- _TASK REQUIREMENTS_: Print the records below word for word, but leave out the pictures.

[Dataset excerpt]
--*--
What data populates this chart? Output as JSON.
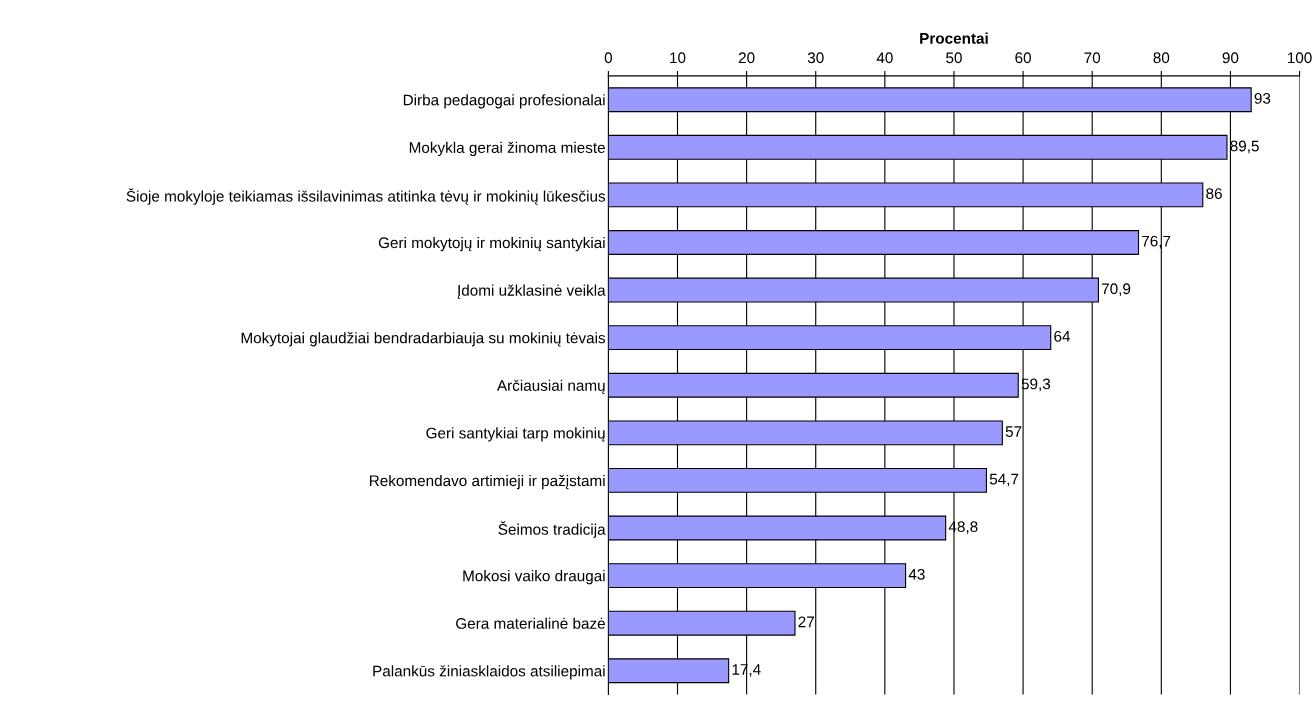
{
  "chart_data": {
    "type": "bar",
    "orientation": "horizontal",
    "xlabel": "Procentai",
    "categories": [
      "Dirba pedagogai profesionalai",
      "Mokykla gerai žinoma mieste",
      "Šioje mokyloje teikiamas išsilavinimas atitinka tėvų ir mokinių lūkesčius",
      "Geri mokytojų ir mokinių santykiai",
      "Įdomi užklasinė veikla",
      "Mokytojai glaudžiai bendradarbiauja su mokinių tėvais",
      "Arčiausiai namų",
      "Geri santykiai tarp mokinių",
      "Rekomendavo artimieji ir pažįstami",
      "Šeimos tradicija",
      "Mokosi vaiko draugai",
      "Gera materialinė bazė",
      "Palankūs žiniasklaidos atsiliepimai"
    ],
    "values": [
      93,
      89.5,
      86,
      76.7,
      70.9,
      64,
      59.3,
      57,
      54.7,
      48.8,
      43,
      27,
      17.4
    ],
    "value_labels": [
      "93",
      "89,5",
      "86",
      "76,7",
      "70,9",
      "64",
      "59,3",
      "57",
      "54,7",
      "48,8",
      "43",
      "27",
      "17,4"
    ],
    "color": "#9999ff",
    "xlim": [
      0,
      100
    ],
    "xticks": [
      0,
      10,
      20,
      30,
      40,
      50,
      60,
      70,
      80,
      90,
      100
    ],
    "grid": "x",
    "legend": false
  }
}
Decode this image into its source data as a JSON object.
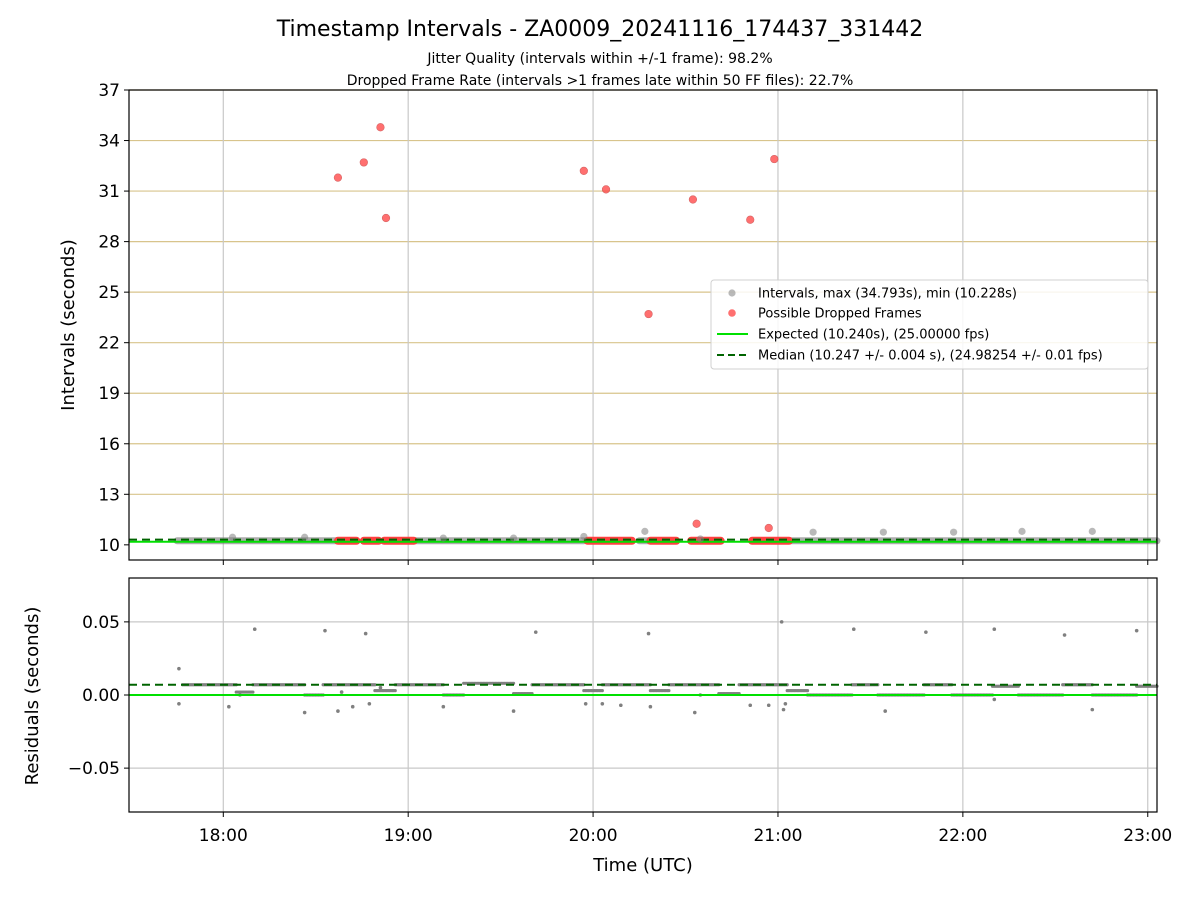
--*--
- _EXPECTED OUTPUT_:
What data populates this chart? Output as JSON.
{
  "chart_data": {
    "type": "bar",
    "orientation": "horizontal",
    "xlabel": "Procentai",
    "categories": [
      "Dirba pedagogai profesionalai",
      "Mokykla gerai žinoma mieste",
      "Šioje mokyloje teikiamas išsilavinimas atitinka tėvų ir mokinių lūkesčius",
      "Geri mokytojų ir mokinių santykiai",
      "Įdomi užklasinė veikla",
      "Mokytojai glaudžiai bendradarbiauja su mokinių tėvais",
      "Arčiausiai namų",
      "Geri santykiai tarp mokinių",
      "Rekomendavo artimieji ir pažįstami",
      "Šeimos tradicija",
      "Mokosi vaiko draugai",
      "Gera materialinė bazė",
      "Palankūs žiniasklaidos atsiliepimai"
    ],
    "values": [
      93,
      89.5,
      86,
      76.7,
      70.9,
      64,
      59.3,
      57,
      54.7,
      48.8,
      43,
      27,
      17.4
    ],
    "value_labels": [
      "93",
      "89,5",
      "86",
      "76,7",
      "70,9",
      "64",
      "59,3",
      "57",
      "54,7",
      "48,8",
      "43",
      "27",
      "17,4"
    ],
    "color": "#9999ff",
    "xlim": [
      0,
      100
    ],
    "xticks": [
      0,
      10,
      20,
      30,
      40,
      50,
      60,
      70,
      80,
      90,
      100
    ],
    "grid": "x",
    "legend": false
  }
}
Decode this image into its source data as a JSON object.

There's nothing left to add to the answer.